Write out all lines holding the word "galactic".

> **PROVIDED RECORDS**
## START

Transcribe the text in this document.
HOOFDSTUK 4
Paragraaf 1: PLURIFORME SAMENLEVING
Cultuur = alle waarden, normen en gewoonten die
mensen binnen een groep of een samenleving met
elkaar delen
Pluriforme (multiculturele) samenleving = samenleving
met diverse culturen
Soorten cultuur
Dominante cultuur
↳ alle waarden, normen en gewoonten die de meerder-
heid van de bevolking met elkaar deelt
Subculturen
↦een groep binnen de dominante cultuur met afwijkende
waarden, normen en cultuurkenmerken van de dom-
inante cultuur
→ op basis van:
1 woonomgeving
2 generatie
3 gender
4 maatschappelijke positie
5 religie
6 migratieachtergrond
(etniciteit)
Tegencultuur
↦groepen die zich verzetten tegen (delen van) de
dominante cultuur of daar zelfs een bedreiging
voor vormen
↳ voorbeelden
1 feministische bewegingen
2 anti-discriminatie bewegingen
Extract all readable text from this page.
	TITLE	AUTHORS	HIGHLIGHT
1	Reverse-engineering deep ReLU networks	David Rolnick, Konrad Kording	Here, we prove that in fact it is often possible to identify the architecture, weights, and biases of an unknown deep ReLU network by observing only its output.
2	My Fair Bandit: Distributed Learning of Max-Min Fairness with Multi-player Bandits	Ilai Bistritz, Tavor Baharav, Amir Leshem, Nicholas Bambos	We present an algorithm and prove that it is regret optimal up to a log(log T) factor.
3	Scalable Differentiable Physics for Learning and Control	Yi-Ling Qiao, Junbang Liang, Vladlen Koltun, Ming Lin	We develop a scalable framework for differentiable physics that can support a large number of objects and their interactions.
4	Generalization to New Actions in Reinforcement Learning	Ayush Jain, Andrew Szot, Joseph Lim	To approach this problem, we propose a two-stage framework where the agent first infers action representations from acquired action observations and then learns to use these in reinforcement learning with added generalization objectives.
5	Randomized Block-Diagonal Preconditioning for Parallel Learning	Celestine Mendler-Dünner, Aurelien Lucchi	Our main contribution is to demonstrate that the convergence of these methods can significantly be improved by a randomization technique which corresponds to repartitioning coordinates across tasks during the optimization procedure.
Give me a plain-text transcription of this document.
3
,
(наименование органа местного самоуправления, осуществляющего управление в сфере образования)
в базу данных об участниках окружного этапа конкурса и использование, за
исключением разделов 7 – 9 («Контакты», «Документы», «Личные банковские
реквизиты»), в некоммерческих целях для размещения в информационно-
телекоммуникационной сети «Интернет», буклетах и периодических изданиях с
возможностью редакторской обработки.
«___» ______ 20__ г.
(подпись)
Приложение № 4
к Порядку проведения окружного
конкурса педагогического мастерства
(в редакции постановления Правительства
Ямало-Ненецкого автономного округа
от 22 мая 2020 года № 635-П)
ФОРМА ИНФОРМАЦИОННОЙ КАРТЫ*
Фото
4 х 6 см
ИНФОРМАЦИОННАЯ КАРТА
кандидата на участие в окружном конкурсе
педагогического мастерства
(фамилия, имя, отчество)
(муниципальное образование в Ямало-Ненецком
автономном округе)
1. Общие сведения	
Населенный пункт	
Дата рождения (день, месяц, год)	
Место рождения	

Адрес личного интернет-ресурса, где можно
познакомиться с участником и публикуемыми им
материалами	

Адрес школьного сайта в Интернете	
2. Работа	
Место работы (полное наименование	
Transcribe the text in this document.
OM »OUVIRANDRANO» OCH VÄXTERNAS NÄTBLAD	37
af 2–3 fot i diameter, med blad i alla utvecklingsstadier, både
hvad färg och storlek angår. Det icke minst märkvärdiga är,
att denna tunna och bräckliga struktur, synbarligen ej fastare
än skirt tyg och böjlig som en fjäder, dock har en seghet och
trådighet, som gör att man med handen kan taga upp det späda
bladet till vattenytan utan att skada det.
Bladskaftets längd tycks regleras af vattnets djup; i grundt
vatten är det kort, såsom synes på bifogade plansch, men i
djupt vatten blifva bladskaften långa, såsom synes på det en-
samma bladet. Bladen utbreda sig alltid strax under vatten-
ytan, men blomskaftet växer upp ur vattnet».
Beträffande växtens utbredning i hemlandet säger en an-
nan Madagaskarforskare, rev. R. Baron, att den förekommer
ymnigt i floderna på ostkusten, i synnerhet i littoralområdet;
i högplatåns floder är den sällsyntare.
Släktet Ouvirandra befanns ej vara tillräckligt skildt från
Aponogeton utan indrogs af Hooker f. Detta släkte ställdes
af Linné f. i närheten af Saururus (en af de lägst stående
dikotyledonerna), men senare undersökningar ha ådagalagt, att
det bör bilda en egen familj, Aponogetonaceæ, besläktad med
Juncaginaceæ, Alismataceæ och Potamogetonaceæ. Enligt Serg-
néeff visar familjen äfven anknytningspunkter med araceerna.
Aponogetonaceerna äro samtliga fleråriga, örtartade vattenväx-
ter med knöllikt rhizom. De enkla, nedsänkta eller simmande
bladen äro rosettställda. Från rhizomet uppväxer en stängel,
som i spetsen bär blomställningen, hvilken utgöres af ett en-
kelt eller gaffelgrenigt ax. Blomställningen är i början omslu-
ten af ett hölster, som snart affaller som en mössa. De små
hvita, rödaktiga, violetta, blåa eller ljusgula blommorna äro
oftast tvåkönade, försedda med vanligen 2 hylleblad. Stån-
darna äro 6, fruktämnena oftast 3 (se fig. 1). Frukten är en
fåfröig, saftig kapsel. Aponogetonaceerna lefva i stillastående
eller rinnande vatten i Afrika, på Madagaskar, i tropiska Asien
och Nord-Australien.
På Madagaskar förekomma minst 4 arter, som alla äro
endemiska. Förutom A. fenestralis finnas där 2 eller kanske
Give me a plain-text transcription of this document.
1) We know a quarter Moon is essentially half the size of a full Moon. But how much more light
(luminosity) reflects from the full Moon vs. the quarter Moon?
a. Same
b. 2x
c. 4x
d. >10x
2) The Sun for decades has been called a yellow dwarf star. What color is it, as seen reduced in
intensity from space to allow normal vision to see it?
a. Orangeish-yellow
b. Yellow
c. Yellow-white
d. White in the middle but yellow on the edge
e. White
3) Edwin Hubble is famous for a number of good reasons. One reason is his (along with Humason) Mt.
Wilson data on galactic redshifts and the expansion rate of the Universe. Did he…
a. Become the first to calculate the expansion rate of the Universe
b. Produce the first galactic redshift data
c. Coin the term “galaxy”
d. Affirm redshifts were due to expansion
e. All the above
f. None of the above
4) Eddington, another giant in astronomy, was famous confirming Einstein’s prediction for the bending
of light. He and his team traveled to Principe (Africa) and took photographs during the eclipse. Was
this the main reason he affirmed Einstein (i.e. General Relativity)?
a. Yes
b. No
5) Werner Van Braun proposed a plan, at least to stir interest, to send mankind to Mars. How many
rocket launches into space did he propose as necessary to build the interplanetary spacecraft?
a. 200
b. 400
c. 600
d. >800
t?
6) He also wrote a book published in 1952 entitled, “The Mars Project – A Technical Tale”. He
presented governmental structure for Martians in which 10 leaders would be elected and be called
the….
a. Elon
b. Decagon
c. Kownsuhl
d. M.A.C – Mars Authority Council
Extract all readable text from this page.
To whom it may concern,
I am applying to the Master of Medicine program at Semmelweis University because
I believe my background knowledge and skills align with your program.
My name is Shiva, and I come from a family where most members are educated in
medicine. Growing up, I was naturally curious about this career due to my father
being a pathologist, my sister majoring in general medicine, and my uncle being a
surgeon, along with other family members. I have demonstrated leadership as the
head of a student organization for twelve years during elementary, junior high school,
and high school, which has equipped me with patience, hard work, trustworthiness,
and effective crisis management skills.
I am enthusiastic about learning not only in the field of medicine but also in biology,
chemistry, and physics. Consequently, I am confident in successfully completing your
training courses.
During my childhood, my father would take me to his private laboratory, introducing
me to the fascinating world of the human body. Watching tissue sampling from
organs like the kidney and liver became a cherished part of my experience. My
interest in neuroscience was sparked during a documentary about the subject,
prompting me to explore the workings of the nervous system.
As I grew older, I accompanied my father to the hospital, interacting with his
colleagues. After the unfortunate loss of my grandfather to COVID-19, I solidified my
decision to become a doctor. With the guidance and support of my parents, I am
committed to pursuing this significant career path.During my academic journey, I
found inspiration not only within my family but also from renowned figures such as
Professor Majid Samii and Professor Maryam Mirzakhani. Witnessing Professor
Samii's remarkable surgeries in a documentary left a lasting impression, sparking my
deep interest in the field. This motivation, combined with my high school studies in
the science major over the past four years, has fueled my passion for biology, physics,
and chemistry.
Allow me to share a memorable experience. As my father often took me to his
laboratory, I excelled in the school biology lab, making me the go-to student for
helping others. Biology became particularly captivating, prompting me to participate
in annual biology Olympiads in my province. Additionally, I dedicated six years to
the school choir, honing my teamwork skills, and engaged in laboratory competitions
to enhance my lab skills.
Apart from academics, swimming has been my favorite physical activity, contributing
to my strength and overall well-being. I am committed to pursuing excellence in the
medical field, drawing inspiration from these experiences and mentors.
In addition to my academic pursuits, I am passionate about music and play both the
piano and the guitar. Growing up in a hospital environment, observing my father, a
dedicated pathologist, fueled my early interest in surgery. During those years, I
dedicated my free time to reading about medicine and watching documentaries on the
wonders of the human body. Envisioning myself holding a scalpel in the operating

## END

> **EXERCISE ANSWER**
Wilson data on galactic redshifts and the expansion rate of the Universe. Did he…
b. Produce the first galactic redshift data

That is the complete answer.